[TEXTO EXTRAÍDO]
Cuando pudo darle alcance, su sorpresa fue grande cuando vio que se trataba de
muchas estrellas de mar.
—¿Por
qué hace usted eso? —preguntó el joven, curioso.
—
Es la única manera de salvarles la vida —contestó el anciano—. Si permanecen en
la orilla por mucho tiempo, mueren deshidratadas.
—
¡Pero son muchas! ¿Qué sentido tiene lo que está haciendo?
Mientras
mostraba al joven la estrella que acababa de recoger, el anciano respondió:
—
Tiene sentido para ella.
Entonces
el anciano lanzó la estrellita de regreso al mar.
Si
hubiera sido capaz de hablar, esto es lo que la estrellita de mar le habría
dicho al joven: «¡Tiene sentido para mí!»”
¡Tiene
sentido para mí!... reflexione:
·
¿Tiene sentido aliviar el dolor de un anciano
en una época en la que millones sufren?
·
¿Tiene sentido dar de comer a un mayor?
·
¿Vestir a un anciano desnudo?
·
¿Consolar a un mayor que sufre la pérdida de un
ser querido?

[ACTIVIDADES]
1/ ¿Cada frase coincide con el texto sobre las estrellas de mar? Responde sí o no y copia las palabras del texto que lo deciden.
(a) Según el anciano, las estrellas de mar mueren deshidratadas si se quedan mucho tiempo en la orilla.
(b) Para el joven, solo hay unas pocas estrellas de mar en la playa.
(c) El anciano se guarda la estrella que acaba de recoger.
2/ Sigue escribiendo el texto sobre las estrellas de mar a partir de su última frase.

[EXTRACTOS DE DATOS]
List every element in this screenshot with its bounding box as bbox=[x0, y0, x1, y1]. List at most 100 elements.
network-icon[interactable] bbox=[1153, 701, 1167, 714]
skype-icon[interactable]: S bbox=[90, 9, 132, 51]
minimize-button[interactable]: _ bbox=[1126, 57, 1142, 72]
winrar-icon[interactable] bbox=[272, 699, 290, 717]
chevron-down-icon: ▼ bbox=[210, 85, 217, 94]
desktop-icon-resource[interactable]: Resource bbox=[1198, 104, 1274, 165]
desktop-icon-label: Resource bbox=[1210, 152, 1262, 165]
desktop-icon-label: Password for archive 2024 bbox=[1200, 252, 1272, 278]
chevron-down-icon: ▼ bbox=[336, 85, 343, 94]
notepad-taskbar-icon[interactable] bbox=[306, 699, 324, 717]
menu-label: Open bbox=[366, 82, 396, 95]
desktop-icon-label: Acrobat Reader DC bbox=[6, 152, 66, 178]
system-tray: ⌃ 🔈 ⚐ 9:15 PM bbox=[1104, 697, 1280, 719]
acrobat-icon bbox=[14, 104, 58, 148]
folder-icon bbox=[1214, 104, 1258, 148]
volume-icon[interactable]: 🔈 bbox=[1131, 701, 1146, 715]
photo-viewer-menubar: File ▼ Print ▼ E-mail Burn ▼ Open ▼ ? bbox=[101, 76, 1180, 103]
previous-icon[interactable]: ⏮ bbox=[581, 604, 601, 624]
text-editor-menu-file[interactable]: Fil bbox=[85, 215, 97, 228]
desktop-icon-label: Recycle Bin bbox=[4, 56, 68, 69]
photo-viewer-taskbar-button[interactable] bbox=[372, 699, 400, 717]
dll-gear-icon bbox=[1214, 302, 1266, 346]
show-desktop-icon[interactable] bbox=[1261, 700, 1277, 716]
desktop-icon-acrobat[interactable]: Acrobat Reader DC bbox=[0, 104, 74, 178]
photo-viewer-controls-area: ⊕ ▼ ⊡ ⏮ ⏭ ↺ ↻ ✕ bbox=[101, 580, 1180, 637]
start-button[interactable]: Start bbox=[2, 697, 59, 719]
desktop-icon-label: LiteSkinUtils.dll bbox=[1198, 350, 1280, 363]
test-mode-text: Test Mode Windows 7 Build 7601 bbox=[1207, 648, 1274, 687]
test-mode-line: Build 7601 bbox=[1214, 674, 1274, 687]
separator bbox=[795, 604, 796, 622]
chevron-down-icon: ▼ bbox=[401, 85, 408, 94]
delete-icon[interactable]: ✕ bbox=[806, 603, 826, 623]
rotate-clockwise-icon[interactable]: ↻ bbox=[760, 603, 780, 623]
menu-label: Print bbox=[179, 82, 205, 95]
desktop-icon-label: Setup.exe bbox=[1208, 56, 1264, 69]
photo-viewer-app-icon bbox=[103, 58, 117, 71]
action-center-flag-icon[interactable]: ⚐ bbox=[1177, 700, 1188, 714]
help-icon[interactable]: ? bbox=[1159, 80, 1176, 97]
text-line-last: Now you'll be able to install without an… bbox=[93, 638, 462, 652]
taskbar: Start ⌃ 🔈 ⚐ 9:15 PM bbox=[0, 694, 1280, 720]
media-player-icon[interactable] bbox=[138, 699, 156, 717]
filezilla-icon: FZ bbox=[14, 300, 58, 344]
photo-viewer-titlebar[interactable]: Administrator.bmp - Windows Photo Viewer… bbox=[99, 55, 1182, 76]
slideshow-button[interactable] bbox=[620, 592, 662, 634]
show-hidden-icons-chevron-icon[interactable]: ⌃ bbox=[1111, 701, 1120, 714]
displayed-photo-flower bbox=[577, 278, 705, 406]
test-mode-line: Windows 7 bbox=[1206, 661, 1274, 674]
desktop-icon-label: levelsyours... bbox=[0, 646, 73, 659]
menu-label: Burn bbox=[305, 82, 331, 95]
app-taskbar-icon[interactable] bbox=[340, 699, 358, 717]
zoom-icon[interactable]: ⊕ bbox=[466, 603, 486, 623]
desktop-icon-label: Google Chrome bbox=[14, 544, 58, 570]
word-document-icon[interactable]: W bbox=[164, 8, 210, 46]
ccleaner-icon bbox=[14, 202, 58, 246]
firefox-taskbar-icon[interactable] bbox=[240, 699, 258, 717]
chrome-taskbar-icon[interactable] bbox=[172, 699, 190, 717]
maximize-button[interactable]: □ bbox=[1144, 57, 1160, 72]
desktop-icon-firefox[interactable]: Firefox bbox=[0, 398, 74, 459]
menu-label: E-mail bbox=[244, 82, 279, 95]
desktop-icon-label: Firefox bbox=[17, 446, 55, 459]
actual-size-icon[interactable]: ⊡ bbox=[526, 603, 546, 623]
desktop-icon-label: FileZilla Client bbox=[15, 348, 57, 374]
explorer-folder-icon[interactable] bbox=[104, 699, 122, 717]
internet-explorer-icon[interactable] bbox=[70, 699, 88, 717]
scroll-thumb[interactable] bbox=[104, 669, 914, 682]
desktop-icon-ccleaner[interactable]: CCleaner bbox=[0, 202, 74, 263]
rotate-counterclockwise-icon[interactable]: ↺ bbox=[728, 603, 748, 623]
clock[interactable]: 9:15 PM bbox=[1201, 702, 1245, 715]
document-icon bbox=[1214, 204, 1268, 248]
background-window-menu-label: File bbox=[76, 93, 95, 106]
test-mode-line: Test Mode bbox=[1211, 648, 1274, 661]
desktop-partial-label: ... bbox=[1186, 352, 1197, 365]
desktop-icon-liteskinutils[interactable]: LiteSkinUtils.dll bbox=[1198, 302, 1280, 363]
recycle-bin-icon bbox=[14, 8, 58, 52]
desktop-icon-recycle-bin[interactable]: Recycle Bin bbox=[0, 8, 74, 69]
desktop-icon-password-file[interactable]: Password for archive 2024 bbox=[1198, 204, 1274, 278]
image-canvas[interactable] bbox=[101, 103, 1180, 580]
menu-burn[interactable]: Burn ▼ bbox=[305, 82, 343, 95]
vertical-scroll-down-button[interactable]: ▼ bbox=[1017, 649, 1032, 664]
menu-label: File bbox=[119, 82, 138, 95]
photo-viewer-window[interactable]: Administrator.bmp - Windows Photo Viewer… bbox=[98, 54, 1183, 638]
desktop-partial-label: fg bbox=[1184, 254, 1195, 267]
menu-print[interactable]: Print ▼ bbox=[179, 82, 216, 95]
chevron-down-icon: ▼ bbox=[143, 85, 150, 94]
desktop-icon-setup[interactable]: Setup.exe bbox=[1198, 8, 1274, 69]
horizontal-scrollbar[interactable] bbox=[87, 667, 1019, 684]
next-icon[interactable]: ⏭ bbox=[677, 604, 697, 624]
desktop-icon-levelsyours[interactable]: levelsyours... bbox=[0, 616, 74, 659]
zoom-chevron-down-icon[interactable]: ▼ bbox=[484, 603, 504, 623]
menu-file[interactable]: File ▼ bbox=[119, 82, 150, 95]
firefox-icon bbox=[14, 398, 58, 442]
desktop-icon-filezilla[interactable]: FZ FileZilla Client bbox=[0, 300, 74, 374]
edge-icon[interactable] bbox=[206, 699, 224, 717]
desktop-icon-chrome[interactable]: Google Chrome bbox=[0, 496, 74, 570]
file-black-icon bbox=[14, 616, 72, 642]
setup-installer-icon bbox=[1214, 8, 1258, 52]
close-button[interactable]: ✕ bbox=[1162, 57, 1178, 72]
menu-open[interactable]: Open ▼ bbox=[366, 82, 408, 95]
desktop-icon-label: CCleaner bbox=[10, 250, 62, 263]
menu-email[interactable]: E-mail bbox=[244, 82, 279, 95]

[SOLUCIONES]
1/
(a) Sí: "Si permanecen en la orilla por mucho tiempo, mueren deshidratadas."
(b) No: "¡Pero son muchas!"
(c) No: "el anciano lanzó la estrellita de regreso al mar."

2/
·
¿Visitar a un abuelo que está solo?
·
¿Ayudar económicamente a un abuelo?
La
respuesta es sí, aunque solo sea uno. Tiene sentido porque estamos hablando de
un hijo de Dios. Porque, además, un favor hecho al hambriento, al sediento, al
desnudo, al abandonado, es como hacérselo a Dios mismo. Tiene sentido, en
última instancia, porque para el Padre celestial cada hijo suyo cuenta. Y la
mayor demostración de que cada ser humano cuenta para Dios es que, por uno solo
de nosotros, Cristo habría venido a este mundo.
La
respuesta es sí, aunque solo sea uno.